In the records below, count every line containing "salary". Reply with the number only.

Dataset records:
▶
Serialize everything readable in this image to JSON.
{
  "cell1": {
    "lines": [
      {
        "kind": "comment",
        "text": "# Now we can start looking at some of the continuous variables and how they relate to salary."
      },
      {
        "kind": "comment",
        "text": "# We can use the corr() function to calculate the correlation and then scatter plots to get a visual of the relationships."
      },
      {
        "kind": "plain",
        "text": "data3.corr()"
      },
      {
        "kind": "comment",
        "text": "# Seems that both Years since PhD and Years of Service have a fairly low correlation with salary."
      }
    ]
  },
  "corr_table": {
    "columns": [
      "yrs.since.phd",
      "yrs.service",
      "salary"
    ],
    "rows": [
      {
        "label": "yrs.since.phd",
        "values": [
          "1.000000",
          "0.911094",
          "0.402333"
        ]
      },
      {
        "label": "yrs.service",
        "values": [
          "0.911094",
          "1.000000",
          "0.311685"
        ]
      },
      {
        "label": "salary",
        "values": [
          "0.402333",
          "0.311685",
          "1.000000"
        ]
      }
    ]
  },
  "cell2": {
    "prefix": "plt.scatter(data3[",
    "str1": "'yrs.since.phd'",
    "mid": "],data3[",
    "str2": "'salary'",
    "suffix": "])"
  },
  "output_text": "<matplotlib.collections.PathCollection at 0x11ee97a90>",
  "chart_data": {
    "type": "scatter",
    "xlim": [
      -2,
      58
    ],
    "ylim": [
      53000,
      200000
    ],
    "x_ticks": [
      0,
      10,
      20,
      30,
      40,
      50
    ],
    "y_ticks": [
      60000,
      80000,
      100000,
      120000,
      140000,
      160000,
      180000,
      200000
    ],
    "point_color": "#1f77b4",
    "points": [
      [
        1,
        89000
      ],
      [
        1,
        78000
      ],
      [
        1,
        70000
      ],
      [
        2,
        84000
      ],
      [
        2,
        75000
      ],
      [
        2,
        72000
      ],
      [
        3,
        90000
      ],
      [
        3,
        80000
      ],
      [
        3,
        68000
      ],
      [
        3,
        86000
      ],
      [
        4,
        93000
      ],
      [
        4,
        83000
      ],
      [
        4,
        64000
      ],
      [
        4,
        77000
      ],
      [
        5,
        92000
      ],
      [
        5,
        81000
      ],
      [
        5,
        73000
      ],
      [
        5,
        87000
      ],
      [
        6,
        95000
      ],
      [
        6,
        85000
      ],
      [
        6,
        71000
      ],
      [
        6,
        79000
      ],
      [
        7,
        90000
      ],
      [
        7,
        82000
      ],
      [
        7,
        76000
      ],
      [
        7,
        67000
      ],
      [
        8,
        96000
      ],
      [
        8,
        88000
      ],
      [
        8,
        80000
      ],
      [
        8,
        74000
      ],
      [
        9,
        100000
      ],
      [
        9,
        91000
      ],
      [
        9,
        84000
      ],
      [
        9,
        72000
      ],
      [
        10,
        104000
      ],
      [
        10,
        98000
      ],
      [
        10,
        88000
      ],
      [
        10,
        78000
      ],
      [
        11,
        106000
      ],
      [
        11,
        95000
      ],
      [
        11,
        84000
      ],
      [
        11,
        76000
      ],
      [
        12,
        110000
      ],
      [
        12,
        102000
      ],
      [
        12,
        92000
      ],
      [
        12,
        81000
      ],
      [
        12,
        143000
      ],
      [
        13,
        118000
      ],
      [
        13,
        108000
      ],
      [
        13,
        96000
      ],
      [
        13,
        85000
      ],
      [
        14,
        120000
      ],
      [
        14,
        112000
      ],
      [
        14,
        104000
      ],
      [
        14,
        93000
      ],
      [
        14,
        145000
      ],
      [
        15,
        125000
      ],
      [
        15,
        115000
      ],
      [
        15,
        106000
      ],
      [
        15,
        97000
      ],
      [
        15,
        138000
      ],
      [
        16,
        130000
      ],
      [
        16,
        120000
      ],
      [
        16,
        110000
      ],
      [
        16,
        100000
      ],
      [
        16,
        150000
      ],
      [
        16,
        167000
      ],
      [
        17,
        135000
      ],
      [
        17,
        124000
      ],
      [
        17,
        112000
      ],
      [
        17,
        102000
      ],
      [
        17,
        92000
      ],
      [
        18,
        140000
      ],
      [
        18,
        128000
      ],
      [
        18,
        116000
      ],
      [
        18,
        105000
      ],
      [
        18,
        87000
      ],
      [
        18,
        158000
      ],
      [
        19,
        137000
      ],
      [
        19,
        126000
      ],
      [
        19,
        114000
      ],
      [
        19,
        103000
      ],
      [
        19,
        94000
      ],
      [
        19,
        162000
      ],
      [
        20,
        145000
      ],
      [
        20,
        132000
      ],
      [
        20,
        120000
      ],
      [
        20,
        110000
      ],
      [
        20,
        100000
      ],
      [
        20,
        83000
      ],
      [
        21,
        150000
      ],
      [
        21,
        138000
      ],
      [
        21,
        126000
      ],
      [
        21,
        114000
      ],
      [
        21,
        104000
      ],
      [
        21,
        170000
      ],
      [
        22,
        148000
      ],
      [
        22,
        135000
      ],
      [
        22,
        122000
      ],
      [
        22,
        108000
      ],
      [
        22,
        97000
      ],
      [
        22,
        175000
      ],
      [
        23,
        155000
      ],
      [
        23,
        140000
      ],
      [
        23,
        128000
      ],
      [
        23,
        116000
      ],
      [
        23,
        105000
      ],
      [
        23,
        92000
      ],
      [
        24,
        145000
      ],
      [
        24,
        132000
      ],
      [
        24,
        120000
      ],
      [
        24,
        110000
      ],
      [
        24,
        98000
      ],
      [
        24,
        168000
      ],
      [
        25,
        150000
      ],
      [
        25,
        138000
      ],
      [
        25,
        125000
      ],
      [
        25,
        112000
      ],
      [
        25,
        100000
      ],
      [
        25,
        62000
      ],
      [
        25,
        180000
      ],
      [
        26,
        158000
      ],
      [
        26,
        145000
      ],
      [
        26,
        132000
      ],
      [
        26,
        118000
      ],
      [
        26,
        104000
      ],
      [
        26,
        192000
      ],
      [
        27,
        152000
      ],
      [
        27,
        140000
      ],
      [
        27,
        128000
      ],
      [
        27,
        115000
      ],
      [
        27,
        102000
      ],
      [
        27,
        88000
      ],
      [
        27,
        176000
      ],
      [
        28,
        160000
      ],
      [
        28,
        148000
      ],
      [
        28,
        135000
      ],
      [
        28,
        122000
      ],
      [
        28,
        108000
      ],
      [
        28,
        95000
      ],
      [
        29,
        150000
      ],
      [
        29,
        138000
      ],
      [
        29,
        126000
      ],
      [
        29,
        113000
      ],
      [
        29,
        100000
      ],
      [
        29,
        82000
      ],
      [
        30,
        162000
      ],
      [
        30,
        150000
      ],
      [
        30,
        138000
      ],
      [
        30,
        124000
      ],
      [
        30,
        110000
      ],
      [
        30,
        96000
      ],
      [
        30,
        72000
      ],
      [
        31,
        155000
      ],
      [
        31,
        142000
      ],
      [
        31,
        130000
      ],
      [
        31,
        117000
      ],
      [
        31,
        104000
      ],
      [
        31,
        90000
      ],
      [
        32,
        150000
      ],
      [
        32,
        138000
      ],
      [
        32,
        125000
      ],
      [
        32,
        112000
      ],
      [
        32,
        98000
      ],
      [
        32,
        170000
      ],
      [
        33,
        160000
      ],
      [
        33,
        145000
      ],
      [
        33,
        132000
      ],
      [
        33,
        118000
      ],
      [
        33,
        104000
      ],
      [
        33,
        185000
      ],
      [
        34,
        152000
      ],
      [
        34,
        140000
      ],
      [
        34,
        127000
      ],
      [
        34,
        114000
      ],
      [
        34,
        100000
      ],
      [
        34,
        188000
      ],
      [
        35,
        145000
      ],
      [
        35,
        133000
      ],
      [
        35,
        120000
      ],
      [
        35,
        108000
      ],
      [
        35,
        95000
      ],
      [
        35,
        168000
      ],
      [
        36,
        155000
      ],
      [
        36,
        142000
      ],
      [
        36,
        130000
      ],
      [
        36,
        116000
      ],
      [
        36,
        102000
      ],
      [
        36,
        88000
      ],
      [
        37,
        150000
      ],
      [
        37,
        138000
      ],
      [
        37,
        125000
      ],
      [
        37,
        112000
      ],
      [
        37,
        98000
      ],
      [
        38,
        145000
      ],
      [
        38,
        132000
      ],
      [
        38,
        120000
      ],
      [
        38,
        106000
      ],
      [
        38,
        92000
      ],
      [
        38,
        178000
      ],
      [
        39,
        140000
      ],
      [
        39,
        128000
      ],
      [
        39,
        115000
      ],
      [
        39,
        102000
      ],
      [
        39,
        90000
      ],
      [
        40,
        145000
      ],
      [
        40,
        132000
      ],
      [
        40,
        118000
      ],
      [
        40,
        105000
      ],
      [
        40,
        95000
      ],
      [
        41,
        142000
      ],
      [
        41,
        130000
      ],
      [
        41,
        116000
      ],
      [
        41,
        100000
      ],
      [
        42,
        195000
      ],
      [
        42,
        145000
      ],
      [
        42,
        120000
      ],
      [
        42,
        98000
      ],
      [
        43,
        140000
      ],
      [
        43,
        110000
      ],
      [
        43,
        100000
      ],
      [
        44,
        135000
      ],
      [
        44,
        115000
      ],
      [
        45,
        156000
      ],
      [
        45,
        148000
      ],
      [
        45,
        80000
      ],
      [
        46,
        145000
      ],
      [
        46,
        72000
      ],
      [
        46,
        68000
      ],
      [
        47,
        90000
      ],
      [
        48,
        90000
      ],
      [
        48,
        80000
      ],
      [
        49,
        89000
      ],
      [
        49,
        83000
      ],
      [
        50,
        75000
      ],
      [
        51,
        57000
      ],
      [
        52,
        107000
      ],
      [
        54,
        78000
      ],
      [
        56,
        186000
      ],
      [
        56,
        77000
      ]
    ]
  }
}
◀
#### Exercise response
5